In the copy, keep every record exact and leave out all images.

Part of a data file
++++++++

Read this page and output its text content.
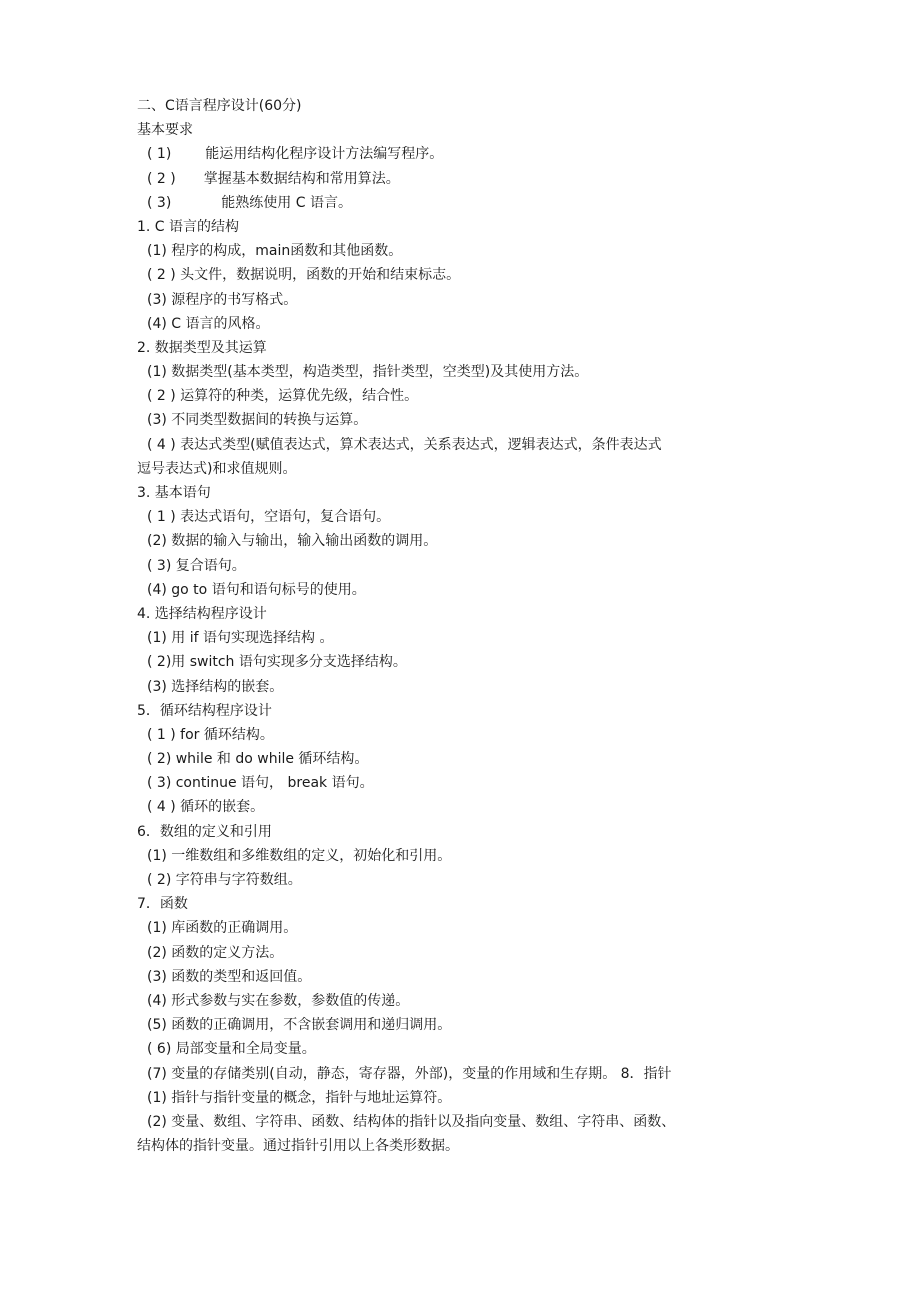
二、C语言程序设计(60分)
基本要求
( 1) 能运用结构化程序设计方法编写程序。
( 2 ) 掌握基本数据结构和常用算法。
( 3)	能熟练使用 C 语言。
1. C 语言的结构
(1) 程序的构成，main函数和其他函数。
( 2 ) 头文件，数据说明，函数的开始和结束标志。
(3) 源程序的书写格式。
(4) C 语言的风格。
2. 数据类型及其运算
(1) 数据类型(基本类型，构造类型，指针类型，空类型)及其使用方法。
( 2 ) 运算符的种类，运算优先级，结合性。
(3) 不同类型数据间的转换与运算。
( 4 ) 表达式类型(赋值表达式，算术表达式，关系表达式，逻辑表达式，条件表达式
逗号表达式)和求值规则。
3. 基本语句
( 1 ) 表达式语句，空语句，复合语句。
(2) 数据的输入与输出，输入输出函数的调用。
( 3) 复合语句。
(4) go to 语句和语句标号的使用。
4. 选择结构程序设计
(1) 用 if 语句实现选择结构 。
( 2)用 switch 语句实现多分支选择结构。
(3) 选择结构的嵌套。
5．循环结构程序设计
( 1 ) for 循环结构。
( 2) while 和 do while 循环结构。
( 3) continue 语句， break 语句。
( 4 ) 循环的嵌套。
6．数组的定义和引用
(1) 一维数组和多维数组的定义，初始化和引用。
( 2) 字符串与字符数组。
7．函数
(1) 库函数的正确调用。
(2) 函数的定义方法。
(3) 函数的类型和返回值。
(4) 形式参数与实在参数，参数值的传递。
(5) 函数的正确调用，不含嵌套调用和递归调用。
( 6) 局部变量和全局变量。
(7) 变量的存储类别(自动，静态，寄存器，外部)，变量的作用域和生存期。 8．指针
(1) 指针与指针变量的概念，指针与地址运算符。
(2) 变量、数组、字符串、函数、结构体的指针以及指向变量、数组、字符串、函数、
结构体的指针变量。通过指针引用以上各类形数据。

++++++++

**Response to this exercise**
Read this page and output its text content.
二、C语言程序设计(60分)
基本要求
( 1) 能运用结构化程序设计方法编写程序。
( 2 ) 掌握基本数据结构和常用算法。
( 3)	能熟练使用 C 语言。
1. C 语言的结构
(1) 程序的构成，main函数和其他函数。
( 2 ) 头文件，数据说明，函数的开始和结束标志。
(3) 源程序的书写格式。
(4) C 语言的风格。
2. 数据类型及其运算
(1) 数据类型(基本类型，构造类型，指针类型，空类型)及其使用方法。
( 2 ) 运算符的种类，运算优先级，结合性。
(3) 不同类型数据间的转换与运算。
( 4 ) 表达式类型(赋值表达式，算术表达式，关系表达式，逻辑表达式，条件表达式
逗号表达式)和求值规则。
3. 基本语句
( 1 ) 表达式语句，空语句，复合语句。
(2) 数据的输入与输出，输入输出函数的调用。
( 3) 复合语句。
(4) go to 语句和语句标号的使用。
4. 选择结构程序设计
(1) 用 if 语句实现选择结构 。
( 2)用 switch 语句实现多分支选择结构。
(3) 选择结构的嵌套。
5．循环结构程序设计
( 1 ) for 循环结构。
( 2) while 和 do while 循环结构。
( 3) continue 语句， break 语句。
( 4 ) 循环的嵌套。
6．数组的定义和引用
(1) 一维数组和多维数组的定义，初始化和引用。
( 2) 字符串与字符数组。
7．函数
(1) 库函数的正确调用。
(2) 函数的定义方法。
(3) 函数的类型和返回值。
(4) 形式参数与实在参数，参数值的传递。
(5) 函数的正确调用，不含嵌套调用和递归调用。
( 6) 局部变量和全局变量。
(7) 变量的存储类别(自动，静态，寄存器，外部)，变量的作用域和生存期。 8．指针
(1) 指针与指针变量的概念，指针与地址运算符。
(2) 变量、数组、字符串、函数、结构体的指针以及指向变量、数组、字符串、函数、
结构体的指针变量。通过指针引用以上各类形数据。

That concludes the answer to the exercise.